[start]

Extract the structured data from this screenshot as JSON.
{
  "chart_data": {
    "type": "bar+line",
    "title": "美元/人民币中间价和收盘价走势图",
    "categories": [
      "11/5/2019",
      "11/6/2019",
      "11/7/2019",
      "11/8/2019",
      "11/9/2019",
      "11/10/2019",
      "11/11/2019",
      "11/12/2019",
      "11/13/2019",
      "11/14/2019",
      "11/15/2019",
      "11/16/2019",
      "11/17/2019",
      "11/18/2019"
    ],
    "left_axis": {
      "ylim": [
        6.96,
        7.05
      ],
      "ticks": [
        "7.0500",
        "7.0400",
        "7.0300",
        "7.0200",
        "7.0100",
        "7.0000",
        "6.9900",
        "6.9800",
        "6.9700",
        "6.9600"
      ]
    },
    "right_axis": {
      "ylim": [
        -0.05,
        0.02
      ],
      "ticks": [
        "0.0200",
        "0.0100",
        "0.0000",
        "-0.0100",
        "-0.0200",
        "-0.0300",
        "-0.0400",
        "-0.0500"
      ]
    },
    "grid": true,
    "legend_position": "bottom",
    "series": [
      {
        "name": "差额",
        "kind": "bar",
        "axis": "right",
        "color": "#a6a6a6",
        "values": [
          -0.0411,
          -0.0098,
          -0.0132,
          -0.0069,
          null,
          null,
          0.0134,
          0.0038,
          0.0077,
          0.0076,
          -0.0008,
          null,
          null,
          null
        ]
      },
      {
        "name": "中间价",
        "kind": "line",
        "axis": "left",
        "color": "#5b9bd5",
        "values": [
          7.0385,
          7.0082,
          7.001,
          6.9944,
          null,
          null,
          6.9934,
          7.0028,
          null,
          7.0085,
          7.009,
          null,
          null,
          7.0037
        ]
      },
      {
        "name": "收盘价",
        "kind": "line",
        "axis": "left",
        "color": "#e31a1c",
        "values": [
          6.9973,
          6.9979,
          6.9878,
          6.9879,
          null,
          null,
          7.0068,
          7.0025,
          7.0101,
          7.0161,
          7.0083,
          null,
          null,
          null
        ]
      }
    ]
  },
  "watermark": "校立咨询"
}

[end]

§ Set exercise
Repeat the preceding lines exactly, please, every one of them.

§ Task result
Extract the structured data from this screenshot as JSON.
{
  "chart_data": {
    "type": "bar+line",
    "title": "美元/人民币中间价和收盘价走势图",
    "categories": [
      "11/5/2019",
      "11/6/2019",
      "11/7/2019",
      "11/8/2019",
      "11/9/2019",
      "11/10/2019",
      "11/11/2019",
      "11/12/2019",
      "11/13/2019",
      "11/14/2019",
      "11/15/2019",
      "11/16/2019",
      "11/17/2019",
      "11/18/2019"
    ],
    "left_axis": {
      "ylim": [
        6.96,
        7.05
      ],
      "ticks": [
        "7.0500",
        "7.0400",
        "7.0300",
        "7.0200",
        "7.0100",
        "7.0000",
        "6.9900",
        "6.9800",
        "6.9700",
        "6.9600"
      ]
    },
    "right_axis": {
      "ylim": [
        -0.05,
        0.02
      ],
      "ticks": [
        "0.0200",
        "0.0100",
        "0.0000",
        "-0.0100",
        "-0.0200",
        "-0.0300",
        "-0.0400",
        "-0.0500"
      ]
    },
    "grid": true,
    "legend_position": "bottom",
    "series": [
      {
        "name": "差额",
        "kind": "bar",
        "axis": "right",
        "color": "#a6a6a6",
        "values": [
          -0.0411,
          -0.0098,
          -0.0132,
          -0.0069,
          null,
          null,
          0.0134,
          0.0038,
          0.0077,
          0.0076,
          -0.0008,
          null,
          null,
          null
        ]
      },
      {
        "name": "中间价",
        "kind": "line",
        "axis": "left",
        "color": "#5b9bd5",
        "values": [
          7.0385,
          7.0082,
          7.001,
          6.9944,
          null,
          null,
          6.9934,
          7.0028,
          null,
          7.0085,
          7.009,
          null,
          null,
          7.0037
        ]
      },
      {
        "name": "收盘价",
        "kind": "line",
        "axis": "left",
        "color": "#e31a1c",
        "values": [
          6.9973,
          6.9979,
          6.9878,
          6.9879,
          null,
          null,
          7.0068,
          7.0025,
          7.0101,
          7.0161,
          7.0083,
          null,
          null,
          null
        ]
      }
    ]
  },
  "watermark": "校立咨询"
}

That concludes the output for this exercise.